======== Selected passage

For complete, executable versions of this pattern, use the example files above. The configuration is intentionally explicit: wind-resource assessments are sensitive to turbine metadata, analysis periods, filters, and reference choices, so those assumptions should be visible in code.

Inputs and outputs

At a high level, an assessment needs:

Input Purpose
SCADA time series turbine power, wind speed, yaw, pitch, RPM, downtime, and related operational signals
turbine metadata turbine names, turbine type, rated power, rotor diameter, and location where available
analysis configuration test/reference turbines, pre/post or toggle periods, filters, long-term settings, and output paths
reference data reanalysis, mast, LiDAR, or reference-turbine signals used for detrending and validation

The main analysis returns a pandas.DataFrame with per-test/per-reference uplift results, uncertainty columns, warning counts, and supporting diagnostic metrics. When plot saving is enabled, diagnostic figures are written under PlotConfig.plots_dir; CSV results are written under the configured assessment output directory.

[!NOTE] On import, wind-up selects the non-interactive matplotlib Agg backend unless the MPLBACKEND environment variable is already set. This lets analyses run headless (CI, SSH, batch servers) without an X server. Set MPLBACKEND yourself before importing wind_up if you want an interactive backend.

================

Exercise objective: Resume the wind-up documentation passage after its final note on the matplotlib backend, writing the next part of that document.

======== Material provided

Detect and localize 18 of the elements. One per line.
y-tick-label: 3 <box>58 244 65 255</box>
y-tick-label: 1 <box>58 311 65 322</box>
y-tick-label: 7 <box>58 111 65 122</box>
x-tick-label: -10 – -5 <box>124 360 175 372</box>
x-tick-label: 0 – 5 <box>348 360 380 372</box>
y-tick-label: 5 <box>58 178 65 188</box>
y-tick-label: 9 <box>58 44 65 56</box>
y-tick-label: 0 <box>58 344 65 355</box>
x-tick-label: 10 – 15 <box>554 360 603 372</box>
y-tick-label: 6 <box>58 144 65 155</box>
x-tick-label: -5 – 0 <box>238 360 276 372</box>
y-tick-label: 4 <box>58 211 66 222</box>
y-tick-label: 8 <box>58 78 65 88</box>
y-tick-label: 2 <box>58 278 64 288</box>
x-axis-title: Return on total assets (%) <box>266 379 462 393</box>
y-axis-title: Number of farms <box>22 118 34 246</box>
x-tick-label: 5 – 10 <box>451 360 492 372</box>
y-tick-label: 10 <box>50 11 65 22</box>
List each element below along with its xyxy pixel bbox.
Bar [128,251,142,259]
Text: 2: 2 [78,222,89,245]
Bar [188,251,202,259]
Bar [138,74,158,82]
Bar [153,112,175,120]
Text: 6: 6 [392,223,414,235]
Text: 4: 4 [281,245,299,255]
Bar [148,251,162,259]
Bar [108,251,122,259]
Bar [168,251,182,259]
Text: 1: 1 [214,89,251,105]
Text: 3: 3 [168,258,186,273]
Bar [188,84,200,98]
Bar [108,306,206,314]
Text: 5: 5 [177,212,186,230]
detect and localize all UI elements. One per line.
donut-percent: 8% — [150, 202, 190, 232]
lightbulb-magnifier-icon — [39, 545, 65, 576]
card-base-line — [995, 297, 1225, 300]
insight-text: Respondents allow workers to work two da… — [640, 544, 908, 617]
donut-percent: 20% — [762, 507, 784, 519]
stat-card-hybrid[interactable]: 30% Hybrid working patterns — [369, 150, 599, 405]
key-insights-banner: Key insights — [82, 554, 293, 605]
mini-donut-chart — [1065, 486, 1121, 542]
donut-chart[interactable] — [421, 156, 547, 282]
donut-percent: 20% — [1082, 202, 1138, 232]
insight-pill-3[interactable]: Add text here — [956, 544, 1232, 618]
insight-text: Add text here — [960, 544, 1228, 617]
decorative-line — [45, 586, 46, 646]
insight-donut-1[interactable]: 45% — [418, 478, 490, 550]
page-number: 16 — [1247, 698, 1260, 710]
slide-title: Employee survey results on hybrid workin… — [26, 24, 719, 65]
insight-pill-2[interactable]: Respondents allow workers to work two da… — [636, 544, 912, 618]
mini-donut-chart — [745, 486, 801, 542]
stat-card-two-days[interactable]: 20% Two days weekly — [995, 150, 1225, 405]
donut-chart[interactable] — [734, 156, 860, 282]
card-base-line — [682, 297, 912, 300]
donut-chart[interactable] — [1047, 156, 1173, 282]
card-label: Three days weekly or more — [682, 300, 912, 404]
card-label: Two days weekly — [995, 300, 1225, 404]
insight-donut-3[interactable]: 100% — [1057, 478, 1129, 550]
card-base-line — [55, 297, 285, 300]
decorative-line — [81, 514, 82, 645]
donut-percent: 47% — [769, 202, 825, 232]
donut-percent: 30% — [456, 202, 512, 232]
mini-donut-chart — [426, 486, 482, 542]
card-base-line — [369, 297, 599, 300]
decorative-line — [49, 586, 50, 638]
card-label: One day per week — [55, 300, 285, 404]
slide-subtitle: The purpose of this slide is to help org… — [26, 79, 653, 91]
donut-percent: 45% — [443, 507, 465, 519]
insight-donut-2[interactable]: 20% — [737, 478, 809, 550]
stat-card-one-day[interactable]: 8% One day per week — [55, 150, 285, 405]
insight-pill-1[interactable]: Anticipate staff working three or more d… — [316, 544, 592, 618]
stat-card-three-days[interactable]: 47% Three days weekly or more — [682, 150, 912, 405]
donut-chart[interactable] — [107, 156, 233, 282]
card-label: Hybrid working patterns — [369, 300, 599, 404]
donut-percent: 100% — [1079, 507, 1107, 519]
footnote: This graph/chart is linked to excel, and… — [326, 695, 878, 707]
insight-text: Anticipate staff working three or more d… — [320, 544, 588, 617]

================

Answer for the task:
Analysis features

wind-up includes utilities for the parts of an uplift study that usually need careful handling:

  • SCADA cleaning and filtering for unavailable or implausible operating data
  • power curve estimation by turbine type
  • wind speed estimation from turbine power (preferred for reference turbines) and measured wind speed
  • waking state calculation per timestep using turbine coordinates and SCADA
  • yaw direction northing checks and optional optimized northing corrections
  • long-term distribution calculations
  • wind speed drift checks
  • pre/post and toggle-based splitting
  • reference selection and combined uplift calculations
  • diagnostic plots for input data, detrending, power curves, yaw direction, reanalysis comparison, waking state, long-term distributions, and final results

Development

This project uses uv for dependency management, poethepoet for task running, Ruff for formatting/linting, mypy for type checking, and pytest with coverage for tests.

Create the development environment:

uv sync --all-extras --dev

[!TIP] For normal local development and pre-push checks, start with the fast suite. It runs formatting, linting, type checking, and tests that are not marked as slow.

uv run poe all-fast

Run the full local verification suite before releases or when you need the slow regression tests as well:

uv run poe all

[!NOTE] uv run poe all includes tests marked as slow. On a typical local machine it can take 15 minutes or more; uv run poe all-fast is much quicker for everyday iteration.

Individual tasks are also available:

uv run poe lint-check   # formatter, linter, and mypy checks
uv run poe test-fast    # tests excluding the slow marker
uv run poe test         # full test suite with coverage report
uv run poe jupy         # start JupyterLab for example exploration

[!WARNING] uv run poe jupy starts a local JupyterLab server and keeps running until you stop it. Use it when you want an interactive notebook session, not as a one-shot verification command.

The GitHub Actions workflow runs linting and tests on Python 3.10 and 3.13.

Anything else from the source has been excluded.